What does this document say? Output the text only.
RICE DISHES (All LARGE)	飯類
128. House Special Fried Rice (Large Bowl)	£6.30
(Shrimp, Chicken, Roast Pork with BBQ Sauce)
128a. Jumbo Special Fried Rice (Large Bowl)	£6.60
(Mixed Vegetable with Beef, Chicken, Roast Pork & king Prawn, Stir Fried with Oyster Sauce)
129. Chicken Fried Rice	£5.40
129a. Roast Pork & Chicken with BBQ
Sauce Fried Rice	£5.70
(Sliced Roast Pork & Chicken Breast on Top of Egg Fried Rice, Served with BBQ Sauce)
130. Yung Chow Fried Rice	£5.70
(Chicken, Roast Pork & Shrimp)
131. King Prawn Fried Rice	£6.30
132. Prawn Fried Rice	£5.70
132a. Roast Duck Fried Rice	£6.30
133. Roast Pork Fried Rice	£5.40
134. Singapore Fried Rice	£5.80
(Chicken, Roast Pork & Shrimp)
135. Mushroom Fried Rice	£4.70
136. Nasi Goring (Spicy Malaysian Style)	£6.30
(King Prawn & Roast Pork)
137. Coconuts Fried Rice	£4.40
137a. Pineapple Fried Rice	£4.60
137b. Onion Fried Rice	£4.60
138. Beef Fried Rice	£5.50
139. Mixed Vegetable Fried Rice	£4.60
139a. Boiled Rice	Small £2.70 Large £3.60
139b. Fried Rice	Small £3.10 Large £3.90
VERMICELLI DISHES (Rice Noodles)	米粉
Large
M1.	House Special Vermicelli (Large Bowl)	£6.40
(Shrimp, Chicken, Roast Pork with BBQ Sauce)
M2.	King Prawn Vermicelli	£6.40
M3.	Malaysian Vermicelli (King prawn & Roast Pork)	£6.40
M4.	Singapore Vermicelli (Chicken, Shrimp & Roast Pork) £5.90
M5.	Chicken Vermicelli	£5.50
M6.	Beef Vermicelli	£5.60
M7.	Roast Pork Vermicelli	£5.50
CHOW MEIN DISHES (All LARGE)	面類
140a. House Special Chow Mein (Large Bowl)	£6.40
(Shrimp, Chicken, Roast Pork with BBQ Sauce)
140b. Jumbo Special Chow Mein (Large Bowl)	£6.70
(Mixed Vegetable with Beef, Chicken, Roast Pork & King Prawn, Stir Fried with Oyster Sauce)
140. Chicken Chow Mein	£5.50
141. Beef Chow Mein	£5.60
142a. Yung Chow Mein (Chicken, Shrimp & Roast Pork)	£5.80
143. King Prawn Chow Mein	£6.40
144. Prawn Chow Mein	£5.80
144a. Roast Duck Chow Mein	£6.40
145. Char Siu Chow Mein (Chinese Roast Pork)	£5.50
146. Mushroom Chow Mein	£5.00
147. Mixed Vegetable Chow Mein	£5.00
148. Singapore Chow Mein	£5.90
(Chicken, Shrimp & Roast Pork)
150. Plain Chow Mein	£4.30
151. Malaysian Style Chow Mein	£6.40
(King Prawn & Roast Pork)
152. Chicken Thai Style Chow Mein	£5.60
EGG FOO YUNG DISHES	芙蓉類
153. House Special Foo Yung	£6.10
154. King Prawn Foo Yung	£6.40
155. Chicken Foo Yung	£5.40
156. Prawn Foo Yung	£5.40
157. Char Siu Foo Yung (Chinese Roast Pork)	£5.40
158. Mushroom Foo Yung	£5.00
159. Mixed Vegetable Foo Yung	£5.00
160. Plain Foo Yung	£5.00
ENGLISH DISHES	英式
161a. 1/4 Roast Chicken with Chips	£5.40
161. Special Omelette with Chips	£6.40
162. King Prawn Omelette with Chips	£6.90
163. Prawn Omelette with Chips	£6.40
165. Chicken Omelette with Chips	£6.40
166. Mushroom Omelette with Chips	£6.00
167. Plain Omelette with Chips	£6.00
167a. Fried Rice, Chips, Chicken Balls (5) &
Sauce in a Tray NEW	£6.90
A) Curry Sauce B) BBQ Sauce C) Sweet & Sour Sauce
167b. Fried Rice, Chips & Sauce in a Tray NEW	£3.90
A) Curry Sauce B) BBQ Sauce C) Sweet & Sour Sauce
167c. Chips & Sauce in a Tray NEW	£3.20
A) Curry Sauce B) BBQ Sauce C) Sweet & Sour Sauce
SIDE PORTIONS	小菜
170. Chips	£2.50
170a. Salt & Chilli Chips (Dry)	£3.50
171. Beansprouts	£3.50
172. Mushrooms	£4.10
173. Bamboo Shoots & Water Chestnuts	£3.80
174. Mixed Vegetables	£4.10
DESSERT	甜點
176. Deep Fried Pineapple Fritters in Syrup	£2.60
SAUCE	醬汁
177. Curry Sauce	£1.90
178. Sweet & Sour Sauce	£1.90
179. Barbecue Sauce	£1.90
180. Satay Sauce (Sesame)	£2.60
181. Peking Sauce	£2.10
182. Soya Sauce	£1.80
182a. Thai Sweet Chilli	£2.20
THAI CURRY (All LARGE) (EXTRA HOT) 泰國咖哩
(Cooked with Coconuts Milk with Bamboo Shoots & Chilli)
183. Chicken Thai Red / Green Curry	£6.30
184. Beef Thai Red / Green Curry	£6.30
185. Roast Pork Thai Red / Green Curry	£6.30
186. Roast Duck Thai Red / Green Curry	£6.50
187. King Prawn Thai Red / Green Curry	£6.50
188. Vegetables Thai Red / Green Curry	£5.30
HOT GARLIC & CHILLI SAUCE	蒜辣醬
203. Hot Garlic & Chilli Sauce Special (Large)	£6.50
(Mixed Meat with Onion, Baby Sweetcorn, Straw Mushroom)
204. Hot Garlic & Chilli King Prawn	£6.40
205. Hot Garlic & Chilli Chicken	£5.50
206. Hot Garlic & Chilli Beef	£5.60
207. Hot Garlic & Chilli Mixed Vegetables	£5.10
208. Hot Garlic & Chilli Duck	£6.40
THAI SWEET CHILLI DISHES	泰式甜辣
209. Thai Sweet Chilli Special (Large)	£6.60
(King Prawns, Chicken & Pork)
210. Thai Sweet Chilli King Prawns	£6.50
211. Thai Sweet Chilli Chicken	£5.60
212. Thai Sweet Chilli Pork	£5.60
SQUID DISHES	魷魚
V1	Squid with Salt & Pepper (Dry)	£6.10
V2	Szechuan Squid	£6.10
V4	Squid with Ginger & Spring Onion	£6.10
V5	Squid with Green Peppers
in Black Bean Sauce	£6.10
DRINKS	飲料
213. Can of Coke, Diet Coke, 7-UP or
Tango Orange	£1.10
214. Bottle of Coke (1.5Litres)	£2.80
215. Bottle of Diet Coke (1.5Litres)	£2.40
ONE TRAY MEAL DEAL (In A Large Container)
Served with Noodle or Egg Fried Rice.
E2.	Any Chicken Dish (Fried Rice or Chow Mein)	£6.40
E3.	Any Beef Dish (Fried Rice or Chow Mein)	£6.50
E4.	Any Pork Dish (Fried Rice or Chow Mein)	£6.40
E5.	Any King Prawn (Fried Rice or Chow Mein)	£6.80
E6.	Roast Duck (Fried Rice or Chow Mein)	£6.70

__________

Task description: Reproduce the material above without altering a single character.

Final result:
What does this document say? Output the text only.
RICE DISHES (All LARGE)	飯類
128. House Special Fried Rice (Large Bowl)	£6.30
(Shrimp, Chicken, Roast Pork with BBQ Sauce)
128a. Jumbo Special Fried Rice (Large Bowl)	£6.60
(Mixed Vegetable with Beef, Chicken, Roast Pork & king Prawn, Stir Fried with Oyster Sauce)
129. Chicken Fried Rice	£5.40
129a. Roast Pork & Chicken with BBQ
Sauce Fried Rice	£5.70
(Sliced Roast Pork & Chicken Breast on Top of Egg Fried Rice, Served with BBQ Sauce)
130. Yung Chow Fried Rice	£5.70
(Chicken, Roast Pork & Shrimp)
131. King Prawn Fried Rice	£6.30
132. Prawn Fried Rice	£5.70
132a. Roast Duck Fried Rice	£6.30
133. Roast Pork Fried Rice	£5.40
134. Singapore Fried Rice	£5.80
(Chicken, Roast Pork & Shrimp)
135. Mushroom Fried Rice	£4.70
136. Nasi Goring (Spicy Malaysian Style)	£6.30
(King Prawn & Roast Pork)
137. Coconuts Fried Rice	£4.40
137a. Pineapple Fried Rice	£4.60
137b. Onion Fried Rice	£4.60
138. Beef Fried Rice	£5.50
139. Mixed Vegetable Fried Rice	£4.60
139a. Boiled Rice	Small £2.70 Large £3.60
139b. Fried Rice	Small £3.10 Large £3.90
VERMICELLI DISHES (Rice Noodles)	米粉
Large
M1.	House Special Vermicelli (Large Bowl)	£6.40
(Shrimp, Chicken, Roast Pork with BBQ Sauce)
M2.	King Prawn Vermicelli	£6.40
M3.	Malaysian Vermicelli (King prawn & Roast Pork)	£6.40
M4.	Singapore Vermicelli (Chicken, Shrimp & Roast Pork) £5.90
M5.	Chicken Vermicelli	£5.50
M6.	Beef Vermicelli	£5.60
M7.	Roast Pork Vermicelli	£5.50
CHOW MEIN DISHES (All LARGE)	面類
140a. House Special Chow Mein (Large Bowl)	£6.40
(Shrimp, Chicken, Roast Pork with BBQ Sauce)
140b. Jumbo Special Chow Mein (Large Bowl)	£6.70
(Mixed Vegetable with Beef, Chicken, Roast Pork & King Prawn, Stir Fried with Oyster Sauce)
140. Chicken Chow Mein	£5.50
141. Beef Chow Mein	£5.60
142a. Yung Chow Mein (Chicken, Shrimp & Roast Pork)	£5.80
143. King Prawn Chow Mein	£6.40
144. Prawn Chow Mein	£5.80
144a. Roast Duck Chow Mein	£6.40
145. Char Siu Chow Mein (Chinese Roast Pork)	£5.50
146. Mushroom Chow Mein	£5.00
147. Mixed Vegetable Chow Mein	£5.00
148. Singapore Chow Mein	£5.90
(Chicken, Shrimp & Roast Pork)
150. Plain Chow Mein	£4.30
151. Malaysian Style Chow Mein	£6.40
(King Prawn & Roast Pork)
152. Chicken Thai Style Chow Mein	£5.60
EGG FOO YUNG DISHES	芙蓉類
153. House Special Foo Yung	£6.10
154. King Prawn Foo Yung	£6.40
155. Chicken Foo Yung	£5.40
156. Prawn Foo Yung	£5.40
157. Char Siu Foo Yung (Chinese Roast Pork)	£5.40
158. Mushroom Foo Yung	£5.00
159. Mixed Vegetable Foo Yung	£5.00
160. Plain Foo Yung	£5.00
ENGLISH DISHES	英式
161a. 1/4 Roast Chicken with Chips	£5.40
161. Special Omelette with Chips	£6.40
162. King Prawn Omelette with Chips	£6.90
163. Prawn Omelette with Chips	£6.40
165. Chicken Omelette with Chips	£6.40
166. Mushroom Omelette with Chips	£6.00
167. Plain Omelette with Chips	£6.00
167a. Fried Rice, Chips, Chicken Balls (5) &
Sauce in a Tray NEW	£6.90
A) Curry Sauce B) BBQ Sauce C) Sweet & Sour Sauce
167b. Fried Rice, Chips & Sauce in a Tray NEW	£3.90
A) Curry Sauce B) BBQ Sauce C) Sweet & Sour Sauce
167c. Chips & Sauce in a Tray NEW	£3.20
A) Curry Sauce B) BBQ Sauce C) Sweet & Sour Sauce
SIDE PORTIONS	小菜
170. Chips	£2.50
170a. Salt & Chilli Chips (Dry)	£3.50
171. Beansprouts	£3.50
172. Mushrooms	£4.10
173. Bamboo Shoots & Water Chestnuts	£3.80
174. Mixed Vegetables	£4.10
DESSERT	甜點
176. Deep Fried Pineapple Fritters in Syrup	£2.60
SAUCE	醬汁
177. Curry Sauce	£1.90
178. Sweet & Sour Sauce	£1.90
179. Barbecue Sauce	£1.90
180. Satay Sauce (Sesame)	£2.60
181. Peking Sauce	£2.10
182. Soya Sauce	£1.80
182a. Thai Sweet Chilli	£2.20
THAI CURRY (All LARGE) (EXTRA HOT) 泰國咖哩
(Cooked with Coconuts Milk with Bamboo Shoots & Chilli)
183. Chicken Thai Red / Green Curry	£6.30
184. Beef Thai Red / Green Curry	£6.30
185. Roast Pork Thai Red / Green Curry	£6.30
186. Roast Duck Thai Red / Green Curry	£6.50
187. King Prawn Thai Red / Green Curry	£6.50
188. Vegetables Thai Red / Green Curry	£5.30
HOT GARLIC & CHILLI SAUCE	蒜辣醬
203. Hot Garlic & Chilli Sauce Special (Large)	£6.50
(Mixed Meat with Onion, Baby Sweetcorn, Straw Mushroom)
204. Hot Garlic & Chilli King Prawn	£6.40
205. Hot Garlic & Chilli Chicken	£5.50
206. Hot Garlic & Chilli Beef	£5.60
207. Hot Garlic & Chilli Mixed Vegetables	£5.10
208. Hot Garlic & Chilli Duck	£6.40
THAI SWEET CHILLI DISHES	泰式甜辣
209. Thai Sweet Chilli Special (Large)	£6.60
(King Prawns, Chicken & Pork)
210. Thai Sweet Chilli King Prawns	£6.50
211. Thai Sweet Chilli Chicken	£5.60
212. Thai Sweet Chilli Pork	£5.60
SQUID DISHES	魷魚
V1	Squid with Salt & Pepper (Dry)	£6.10
V2	Szechuan Squid	£6.10
V4	Squid with Ginger & Spring Onion	£6.10
V5	Squid with Green Peppers
in Black Bean Sauce	£6.10
DRINKS	飲料
213. Can of Coke, Diet Coke, 7-UP or
Tango Orange	£1.10
214. Bottle of Coke (1.5Litres)	£2.80
215. Bottle of Diet Coke (1.5Litres)	£2.40
ONE TRAY MEAL DEAL (In A Large Container)
Served with Noodle or Egg Fried Rice.
E2.	Any Chicken Dish (Fried Rice or Chow Mein)	£6.40
E3.	Any Beef Dish (Fried Rice or Chow Mein)	£6.50
E4.	Any Pork Dish (Fried Rice or Chow Mein)	£6.40
E5.	Any King Prawn (Fried Rice or Chow Mein)	£6.80
E6.	Roast Duck (Fried Rice or Chow Mein)	£6.70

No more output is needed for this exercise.